__JOB__:
Using the data beneath, show every line that includes the word "points".
* start TASK INPUT *
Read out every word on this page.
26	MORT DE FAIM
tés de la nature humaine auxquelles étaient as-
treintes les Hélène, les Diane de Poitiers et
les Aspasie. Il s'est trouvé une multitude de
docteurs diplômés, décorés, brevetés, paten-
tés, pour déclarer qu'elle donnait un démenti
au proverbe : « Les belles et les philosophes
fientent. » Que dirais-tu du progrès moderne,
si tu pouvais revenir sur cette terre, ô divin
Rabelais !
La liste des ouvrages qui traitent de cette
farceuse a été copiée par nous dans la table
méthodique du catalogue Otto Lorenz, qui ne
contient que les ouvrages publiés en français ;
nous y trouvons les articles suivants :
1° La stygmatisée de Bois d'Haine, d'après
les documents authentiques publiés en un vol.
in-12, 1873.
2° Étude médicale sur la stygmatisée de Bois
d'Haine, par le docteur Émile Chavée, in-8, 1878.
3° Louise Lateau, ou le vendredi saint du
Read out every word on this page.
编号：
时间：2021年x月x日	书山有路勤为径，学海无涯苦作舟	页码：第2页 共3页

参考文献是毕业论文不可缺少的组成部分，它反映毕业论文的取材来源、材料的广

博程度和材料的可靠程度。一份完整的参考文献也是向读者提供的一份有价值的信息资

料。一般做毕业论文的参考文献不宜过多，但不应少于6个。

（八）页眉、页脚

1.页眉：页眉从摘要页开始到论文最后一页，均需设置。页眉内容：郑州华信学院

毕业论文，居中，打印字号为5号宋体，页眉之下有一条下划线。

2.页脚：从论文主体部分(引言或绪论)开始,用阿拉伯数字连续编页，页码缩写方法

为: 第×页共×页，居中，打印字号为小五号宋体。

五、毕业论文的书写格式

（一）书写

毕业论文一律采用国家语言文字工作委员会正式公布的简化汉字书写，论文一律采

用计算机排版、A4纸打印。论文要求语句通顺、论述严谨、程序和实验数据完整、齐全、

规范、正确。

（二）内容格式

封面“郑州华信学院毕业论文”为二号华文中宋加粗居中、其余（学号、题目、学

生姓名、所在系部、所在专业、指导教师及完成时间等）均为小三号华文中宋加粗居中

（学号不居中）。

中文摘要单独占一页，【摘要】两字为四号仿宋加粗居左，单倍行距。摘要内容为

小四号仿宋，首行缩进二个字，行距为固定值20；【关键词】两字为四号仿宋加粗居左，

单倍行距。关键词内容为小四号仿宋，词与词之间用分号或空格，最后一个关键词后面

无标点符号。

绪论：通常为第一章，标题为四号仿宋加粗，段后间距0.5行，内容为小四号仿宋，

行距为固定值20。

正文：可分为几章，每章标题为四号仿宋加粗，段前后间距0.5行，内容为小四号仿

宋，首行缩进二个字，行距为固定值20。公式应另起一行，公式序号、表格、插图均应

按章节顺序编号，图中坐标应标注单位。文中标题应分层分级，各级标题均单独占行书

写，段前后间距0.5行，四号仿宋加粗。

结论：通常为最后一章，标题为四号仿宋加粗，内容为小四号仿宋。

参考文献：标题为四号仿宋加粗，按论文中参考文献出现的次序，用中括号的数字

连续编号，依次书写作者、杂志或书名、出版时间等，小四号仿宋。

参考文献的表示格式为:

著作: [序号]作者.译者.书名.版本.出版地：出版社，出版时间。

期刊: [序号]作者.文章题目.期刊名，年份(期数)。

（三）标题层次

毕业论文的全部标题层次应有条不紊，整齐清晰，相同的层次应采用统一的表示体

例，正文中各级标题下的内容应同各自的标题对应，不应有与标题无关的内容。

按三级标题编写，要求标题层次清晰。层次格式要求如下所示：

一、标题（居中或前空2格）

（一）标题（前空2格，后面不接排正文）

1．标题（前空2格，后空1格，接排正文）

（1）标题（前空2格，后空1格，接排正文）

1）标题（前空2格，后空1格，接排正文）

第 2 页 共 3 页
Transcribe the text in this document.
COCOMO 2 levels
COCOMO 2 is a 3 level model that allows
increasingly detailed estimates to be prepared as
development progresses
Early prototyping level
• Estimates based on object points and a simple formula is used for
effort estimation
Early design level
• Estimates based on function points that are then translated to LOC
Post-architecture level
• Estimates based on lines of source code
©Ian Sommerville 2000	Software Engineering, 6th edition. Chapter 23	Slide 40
* end TASK INPUT *
__FULL ANSWER__:
• Estimates based on object points and a simple formula is used for
• Estimates based on function points that are then translated to LOC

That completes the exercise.